Dataset rows:
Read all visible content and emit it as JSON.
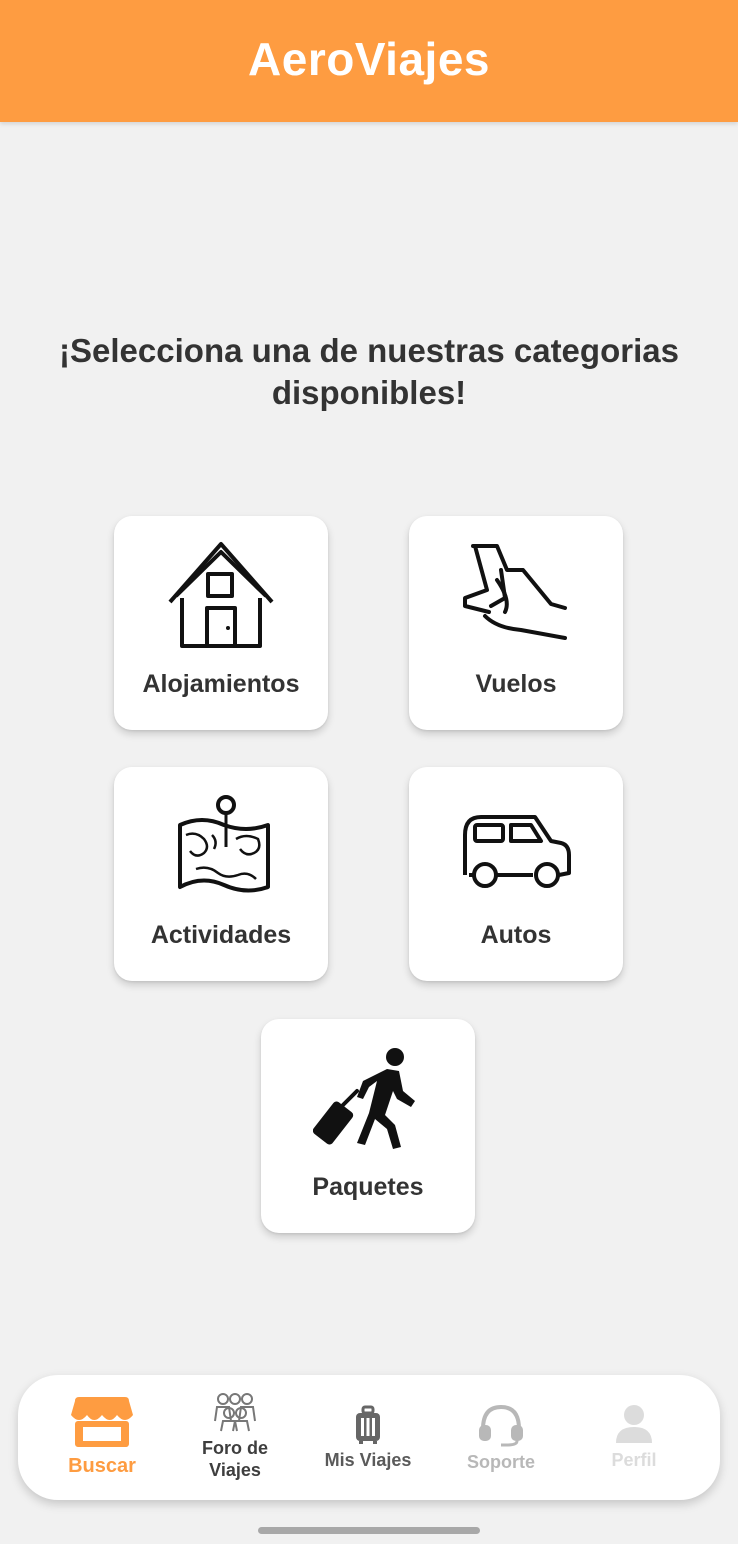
{
  "app_bar": {
    "title": "AeroViajes"
  },
  "main": {
    "headline": "¡Selecciona una de nuestras categorias disponibles!",
    "categories": [
      {
        "label": "Alojamientos",
        "icon": "house-icon"
      },
      {
        "label": "Vuelos",
        "icon": "airplane-seat-icon"
      },
      {
        "label": "Actividades",
        "icon": "map-icon"
      },
      {
        "label": "Autos",
        "icon": "car-icon"
      },
      {
        "label": "Paquetes",
        "icon": "traveler-with-suitcase-icon"
      }
    ]
  },
  "bottom_nav": {
    "items": [
      {
        "label": "Buscar",
        "icon": "store-icon",
        "active": true
      },
      {
        "label": "Foro de\nViajes",
        "icon": "group-icon",
        "active": false
      },
      {
        "label": "Mis Viajes",
        "icon": "luggage-icon",
        "active": false
      },
      {
        "label": "Soporte",
        "icon": "headset-icon",
        "active": false
      },
      {
        "label": "Perfil",
        "icon": "person-icon",
        "active": false
      }
    ]
  },
  "colors": {
    "primary": "#fe9c41",
    "background": "#f1f1f1",
    "card": "#ffffff",
    "text": "#333333",
    "nav_inactive": "#5a5a5a",
    "nav_disabled": "#b8b8b8",
    "nav_faded": "#dcdcdc"
  }
}
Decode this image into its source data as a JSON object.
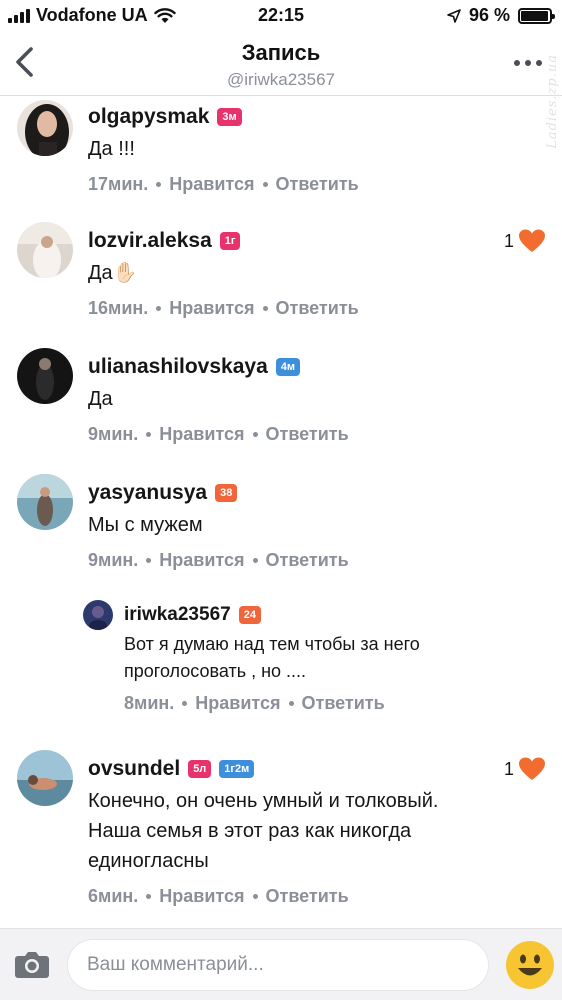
{
  "status": {
    "carrier": "Vodafone UA",
    "time": "22:15",
    "battery": "96 %",
    "battery_level": 0.96
  },
  "nav": {
    "title": "Запись",
    "subtitle": "@iriwka23567",
    "watermark": "Ladies.zp.ua"
  },
  "comments": [
    {
      "username": "olgapysmak",
      "badges": [
        "3м"
      ],
      "text": "Да !!!",
      "time": "17мин.",
      "like_label": "Нравится",
      "reply_label": "Ответить",
      "likes": ""
    },
    {
      "username": "lozvir.aleksa",
      "badges": [
        "1г"
      ],
      "text": "Да✋🏻",
      "time": "16мин.",
      "like_label": "Нравится",
      "reply_label": "Ответить",
      "likes": "1"
    },
    {
      "username": "ulianashilovskaya",
      "badges": [
        "4м"
      ],
      "text": "Да",
      "time": "9мин.",
      "like_label": "Нравится",
      "reply_label": "Ответить",
      "likes": ""
    },
    {
      "username": "yasyanusya",
      "badges": [
        "38"
      ],
      "text": "Мы с мужем",
      "time": "9мин.",
      "like_label": "Нравится",
      "reply_label": "Ответить",
      "likes": ""
    },
    {
      "username": "iriwka23567",
      "badges": [
        "24"
      ],
      "text_line1": "Вот я думаю над тем чтобы за него",
      "text_line2": "проголосовать , но ....",
      "time": "8мин.",
      "like_label": "Нравится",
      "reply_label": "Ответить",
      "likes": ""
    },
    {
      "username": "ovsundel",
      "badges": [
        "5л",
        "1г2м"
      ],
      "text_line1": "Конечно, он очень умный и толковый.",
      "text_line2": "Наша семья в этот раз как никогда",
      "text_line3": "единогласны",
      "time": "6мин.",
      "like_label": "Нравится",
      "reply_label": "Ответить",
      "likes": "1"
    }
  ],
  "input": {
    "placeholder": "Ваш комментарий..."
  },
  "colors": {
    "badge_red": "#e8326b",
    "badge_blue": "#3d8fdc",
    "badge_orange": "#f0653a",
    "heart": "#f26b2f",
    "meta_gray": "#8a8f98"
  }
}
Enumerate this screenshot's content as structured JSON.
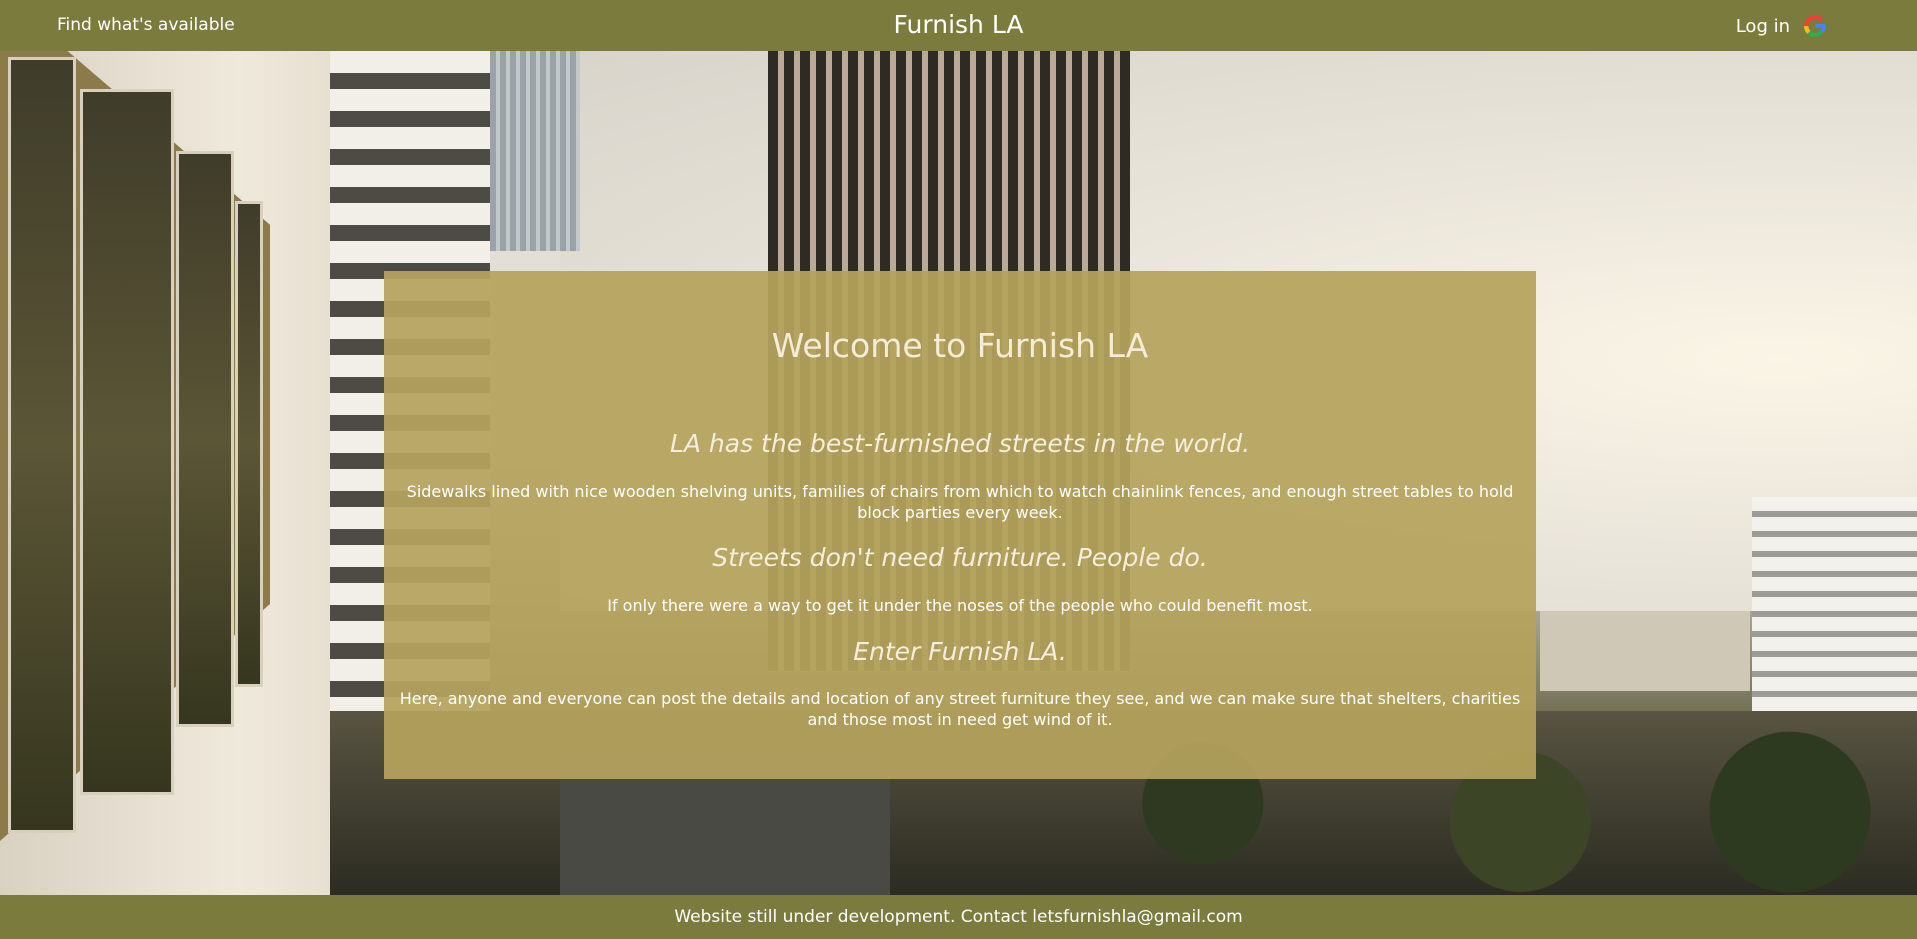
{
  "navbar": {
    "left_link": "Find what's available",
    "title": "Furnish LA",
    "login_label": "Log in",
    "login_icon": "google-icon"
  },
  "main": {
    "welcome": "Welcome to Furnish LA",
    "heading1": "LA has the best-furnished streets in the world.",
    "para1": "Sidewalks lined with nice wooden shelving units, families of chairs from which to watch chainlink fences, and enough street tables to hold block parties every week.",
    "heading2": "Streets don't need furniture. People do.",
    "para2": "If only there were a way to get it under the noses of the people who could benefit most.",
    "heading3": "Enter Furnish LA.",
    "para3": "Here, anyone and everyone can post the details and location of any street furniture they see, and we can make sure that shelters, charities and those most in need get wind of it."
  },
  "footer": {
    "text": "Website still under development. Contact letsfurnishla@gmail.com"
  },
  "colors": {
    "navbar_bg": "#7a7b3d",
    "overlay_bg": "#b5a25d",
    "text": "#ffffff"
  }
}
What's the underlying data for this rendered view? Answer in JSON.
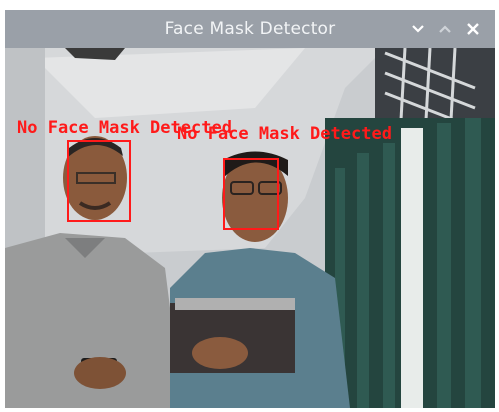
{
  "window": {
    "title": "Face Mask Detector",
    "controls": {
      "minimize_icon": "chevron-down-icon",
      "maximize_icon": "chevron-up-icon",
      "close_icon": "close-icon"
    }
  },
  "detections": [
    {
      "label": "No Face Mask Detected"
    },
    {
      "label": "No Face Mask Detected"
    }
  ],
  "colors": {
    "detection": "#ff1a1a",
    "titlebar": "#9aa0a8"
  }
}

Work to complete:
All lines above containing the string "this" are to be collected.

Worked solution:
Decode this image into its source data as a JSON object.
Enumerate this screenshot's content as structured JSON.
What's the underlying data for this rendered view? Answer in JSON.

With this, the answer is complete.